#### [TASK DIRECTIONS]
Take each line containing the word "index" and copy it.

#### [GIVEN ENTRIES]
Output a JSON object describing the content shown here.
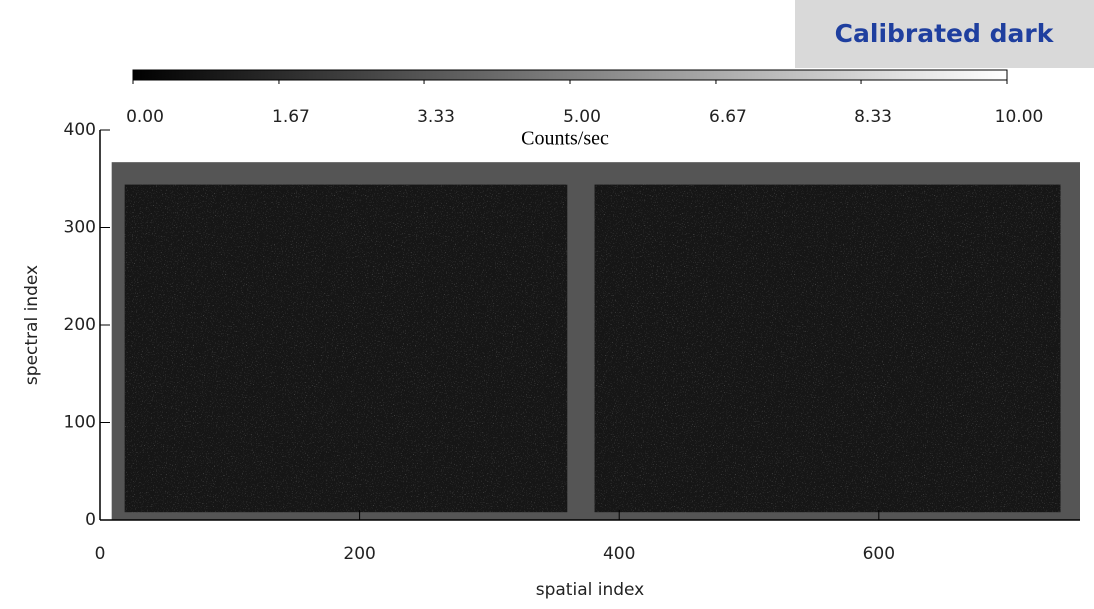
{
  "badge": "Calibrated dark",
  "chart_data": {
    "type": "image",
    "xlabel": "spatial index",
    "ylabel": "spectral index",
    "xlim": [
      0,
      755
    ],
    "ylim": [
      0,
      400
    ],
    "xticks": [
      0,
      200,
      400,
      600
    ],
    "yticks": [
      0,
      100,
      200,
      300,
      400
    ],
    "frame": {
      "x": [
        9,
        755
      ],
      "y": [
        0,
        367
      ],
      "color": "#555555"
    },
    "panels": [
      {
        "x": [
          19,
          360
        ],
        "y": [
          8,
          344
        ]
      },
      {
        "x": [
          381,
          740
        ],
        "y": [
          8,
          344
        ]
      }
    ],
    "panel_color": "#161616",
    "colorbar": {
      "label": "Counts/sec",
      "lim": [
        0,
        10
      ],
      "ticks": [
        {
          "value": 0,
          "label": "0.00"
        },
        1.67,
        3.33,
        {
          "value": 5,
          "label": "5.00"
        },
        6.67,
        8.33,
        {
          "value": 10,
          "label": "10.00"
        }
      ],
      "colors": [
        "#000000",
        "#ffffff"
      ]
    }
  }
}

#### [CORRECT RESPONSE]
    "xlabel": "spatial index",
    "ylabel": "spectral index",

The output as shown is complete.